== Problem ==
Print the listing in its entirety and exactly, leaving out images.

== Input records ==

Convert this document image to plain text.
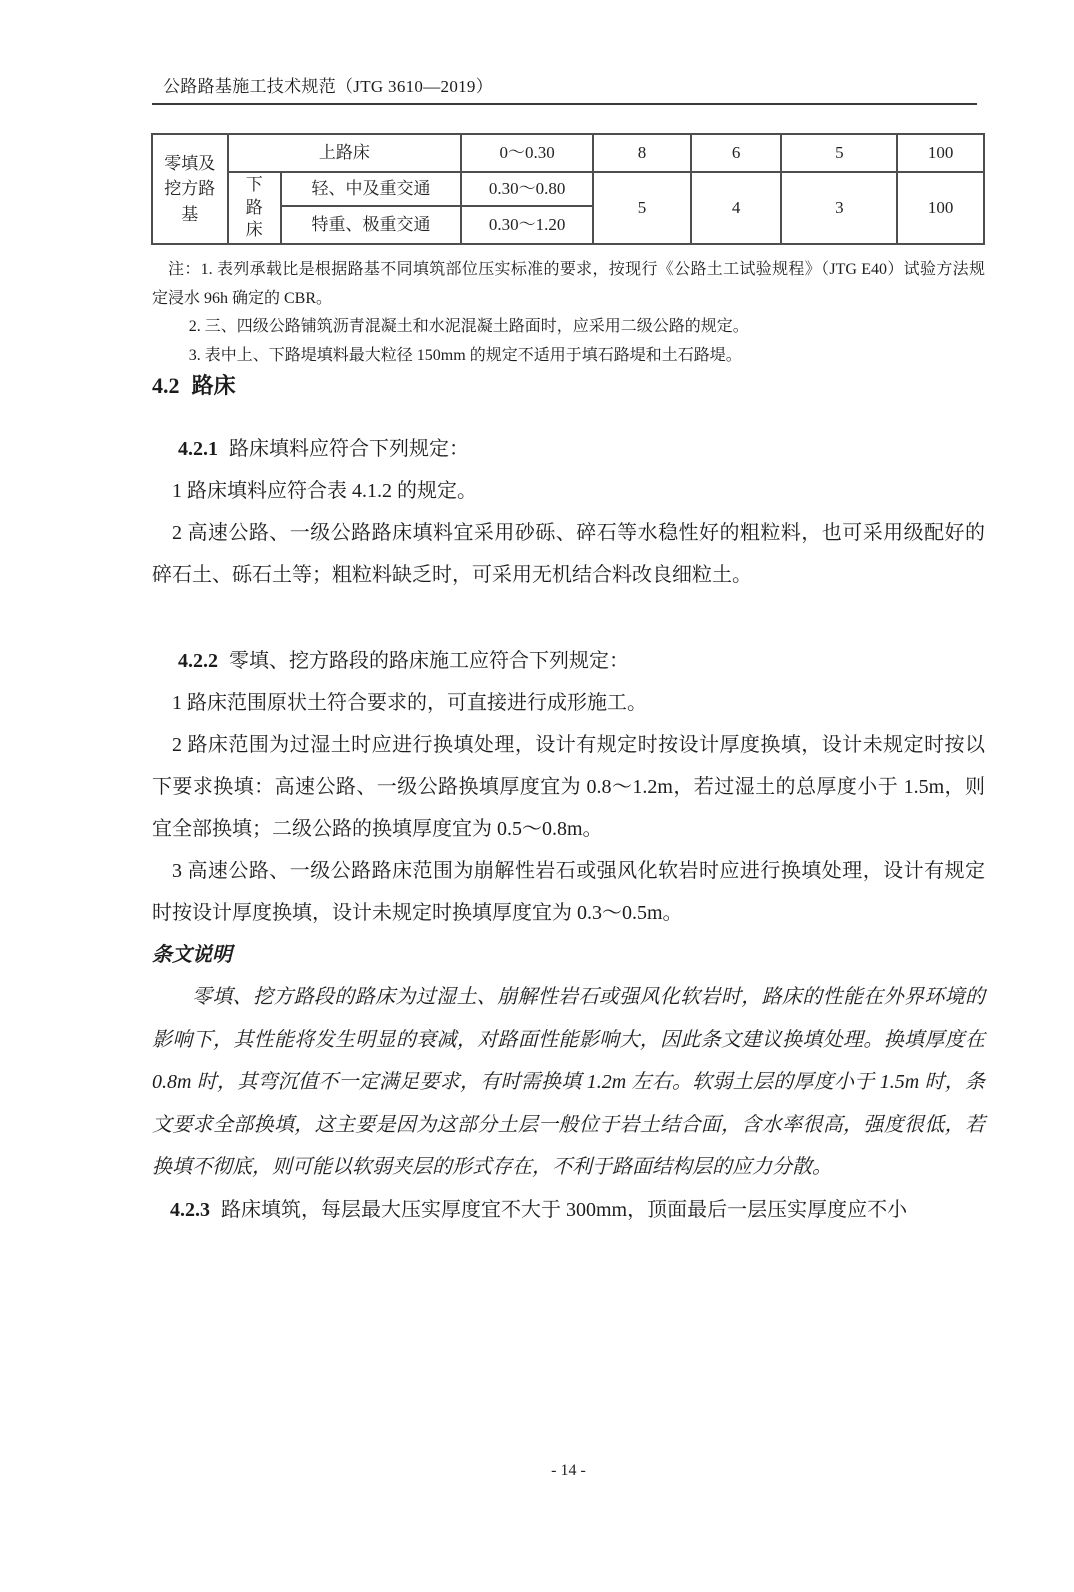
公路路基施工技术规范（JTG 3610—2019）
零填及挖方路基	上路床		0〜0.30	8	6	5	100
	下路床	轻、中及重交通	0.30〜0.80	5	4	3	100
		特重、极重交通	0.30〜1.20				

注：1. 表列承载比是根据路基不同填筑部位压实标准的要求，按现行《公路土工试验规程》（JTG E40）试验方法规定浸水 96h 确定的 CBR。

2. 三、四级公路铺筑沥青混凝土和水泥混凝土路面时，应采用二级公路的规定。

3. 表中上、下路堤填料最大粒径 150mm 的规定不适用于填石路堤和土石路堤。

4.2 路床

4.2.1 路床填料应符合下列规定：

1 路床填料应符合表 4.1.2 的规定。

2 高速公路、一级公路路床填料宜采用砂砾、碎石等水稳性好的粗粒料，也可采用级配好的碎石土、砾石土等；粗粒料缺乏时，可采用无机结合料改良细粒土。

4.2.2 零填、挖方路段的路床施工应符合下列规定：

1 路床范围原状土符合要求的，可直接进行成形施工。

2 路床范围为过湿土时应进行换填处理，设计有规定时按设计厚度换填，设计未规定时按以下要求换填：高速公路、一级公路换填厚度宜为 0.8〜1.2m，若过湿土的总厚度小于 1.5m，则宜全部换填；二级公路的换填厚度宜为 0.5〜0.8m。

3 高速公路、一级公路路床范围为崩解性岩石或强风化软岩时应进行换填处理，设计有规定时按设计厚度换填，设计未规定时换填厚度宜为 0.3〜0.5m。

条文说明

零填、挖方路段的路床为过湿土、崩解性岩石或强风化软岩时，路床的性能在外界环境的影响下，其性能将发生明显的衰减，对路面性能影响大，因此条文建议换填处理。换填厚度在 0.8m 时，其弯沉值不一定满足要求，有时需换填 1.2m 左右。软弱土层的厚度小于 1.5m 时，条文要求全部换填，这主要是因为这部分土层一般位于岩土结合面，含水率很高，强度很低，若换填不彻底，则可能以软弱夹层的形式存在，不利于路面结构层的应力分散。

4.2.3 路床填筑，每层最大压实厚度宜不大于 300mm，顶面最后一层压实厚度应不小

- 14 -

== Written response ==
Convert this document image to plain text.
公路路基施工技术规范（JTG 3610—2019）
零填及挖方路基	上路床		0〜0.30	8	6	5	100
	下路床	轻、中及重交通	0.30〜0.80	5	4	3	100
		特重、极重交通	0.30〜1.20				

注：1. 表列承载比是根据路基不同填筑部位压实标准的要求，按现行《公路土工试验规程》（JTG E40）试验方法规定浸水 96h 确定的 CBR。

2. 三、四级公路铺筑沥青混凝土和水泥混凝土路面时，应采用二级公路的规定。

3. 表中上、下路堤填料最大粒径 150mm 的规定不适用于填石路堤和土石路堤。

4.2 路床

4.2.1 路床填料应符合下列规定：

1 路床填料应符合表 4.1.2 的规定。

2 高速公路、一级公路路床填料宜采用砂砾、碎石等水稳性好的粗粒料，也可采用级配好的碎石土、砾石土等；粗粒料缺乏时，可采用无机结合料改良细粒土。

4.2.2 零填、挖方路段的路床施工应符合下列规定：

1 路床范围原状土符合要求的，可直接进行成形施工。

2 路床范围为过湿土时应进行换填处理，设计有规定时按设计厚度换填，设计未规定时按以下要求换填：高速公路、一级公路换填厚度宜为 0.8〜1.2m，若过湿土的总厚度小于 1.5m，则宜全部换填；二级公路的换填厚度宜为 0.5〜0.8m。

3 高速公路、一级公路路床范围为崩解性岩石或强风化软岩时应进行换填处理，设计有规定时按设计厚度换填，设计未规定时换填厚度宜为 0.3〜0.5m。

条文说明

零填、挖方路段的路床为过湿土、崩解性岩石或强风化软岩时，路床的性能在外界环境的影响下，其性能将发生明显的衰减，对路面性能影响大，因此条文建议换填处理。换填厚度在 0.8m 时，其弯沉值不一定满足要求，有时需换填 1.2m 左右。软弱土层的厚度小于 1.5m 时，条文要求全部换填，这主要是因为这部分土层一般位于岩土结合面，含水率很高，强度很低，若换填不彻底，则可能以软弱夹层的形式存在，不利于路面结构层的应力分散。

4.2.3 路床填筑，每层最大压实厚度宜不大于 300mm，顶面最后一层压实厚度应不小

- 14 -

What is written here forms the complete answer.